GOAL => The listing below is to be output in its exact form.

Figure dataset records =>
★ ★ ★ ★ ★ ★ ★

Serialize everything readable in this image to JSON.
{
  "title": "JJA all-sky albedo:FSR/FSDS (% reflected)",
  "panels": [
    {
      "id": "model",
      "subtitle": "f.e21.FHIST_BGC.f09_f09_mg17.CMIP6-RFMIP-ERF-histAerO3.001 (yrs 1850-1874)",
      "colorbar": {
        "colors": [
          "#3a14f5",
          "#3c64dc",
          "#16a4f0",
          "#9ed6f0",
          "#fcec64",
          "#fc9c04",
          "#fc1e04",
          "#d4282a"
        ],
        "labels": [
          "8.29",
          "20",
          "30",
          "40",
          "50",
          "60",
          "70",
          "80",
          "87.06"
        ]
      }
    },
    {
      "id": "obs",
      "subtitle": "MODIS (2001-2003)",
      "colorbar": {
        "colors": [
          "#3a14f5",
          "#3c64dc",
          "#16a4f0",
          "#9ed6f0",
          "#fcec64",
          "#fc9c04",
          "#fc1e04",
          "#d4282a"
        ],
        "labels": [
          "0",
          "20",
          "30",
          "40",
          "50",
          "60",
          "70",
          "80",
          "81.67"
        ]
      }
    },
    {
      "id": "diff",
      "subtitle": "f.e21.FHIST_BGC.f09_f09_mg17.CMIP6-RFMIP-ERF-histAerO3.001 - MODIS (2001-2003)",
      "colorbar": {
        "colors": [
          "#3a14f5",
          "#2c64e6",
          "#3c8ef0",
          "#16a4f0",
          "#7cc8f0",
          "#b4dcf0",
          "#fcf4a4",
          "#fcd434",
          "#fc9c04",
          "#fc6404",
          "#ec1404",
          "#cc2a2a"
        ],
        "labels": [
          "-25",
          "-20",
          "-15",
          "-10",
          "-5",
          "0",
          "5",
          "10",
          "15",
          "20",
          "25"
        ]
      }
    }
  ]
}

★ ★ ★ ★ ★ ★ ★

RESULT OF THIS EXERCISE =>
Serialize everything readable in this image to JSON.
{
  "title": "JJA all-sky albedo:FSR/FSDS (% reflected)",
  "panels": [
    {
      "id": "model",
      "subtitle": "f.e21.FHIST_BGC.f09_f09_mg17.CMIP6-RFMIP-ERF-histAerO3.001 (yrs 1850-1874)",
      "colorbar": {
        "colors": [
          "#3a14f5",
          "#3c64dc",
          "#16a4f0",
          "#9ed6f0",
          "#fcec64",
          "#fc9c04",
          "#fc1e04",
          "#d4282a"
        ],
        "labels": [
          "8.29",
          "20",
          "30",
          "40",
          "50",
          "60",
          "70",
          "80",
          "87.06"
        ]
      }
    },
    {
      "id": "obs",
      "subtitle": "MODIS (2001-2003)",
      "colorbar": {
        "colors": [
          "#3a14f5",
          "#3c64dc",
          "#16a4f0",
          "#9ed6f0",
          "#fcec64",
          "#fc9c04",
          "#fc1e04",
          "#d4282a"
        ],
        "labels": [
          "0",
          "20",
          "30",
          "40",
          "50",
          "60",
          "70",
          "80",
          "81.67"
        ]
      }
    },
    {
      "id": "diff",
      "subtitle": "f.e21.FHIST_BGC.f09_f09_mg17.CMIP6-RFMIP-ERF-histAerO3.001 - MODIS (2001-2003)",
      "colorbar": {
        "colors": [
          "#3a14f5",
          "#2c64e6",
          "#3c8ef0",
          "#16a4f0",
          "#7cc8f0",
          "#b4dcf0",
          "#fcf4a4",
          "#fcd434",
          "#fc9c04",
          "#fc6404",
          "#ec1404",
          "#cc2a2a"
        ],
        "labels": [
          "-25",
          "-20",
          "-15",
          "-10",
          "-5",
          "0",
          "5",
          "10",
          "15",
          "20",
          "25"
        ]
      }
    }
  ]
}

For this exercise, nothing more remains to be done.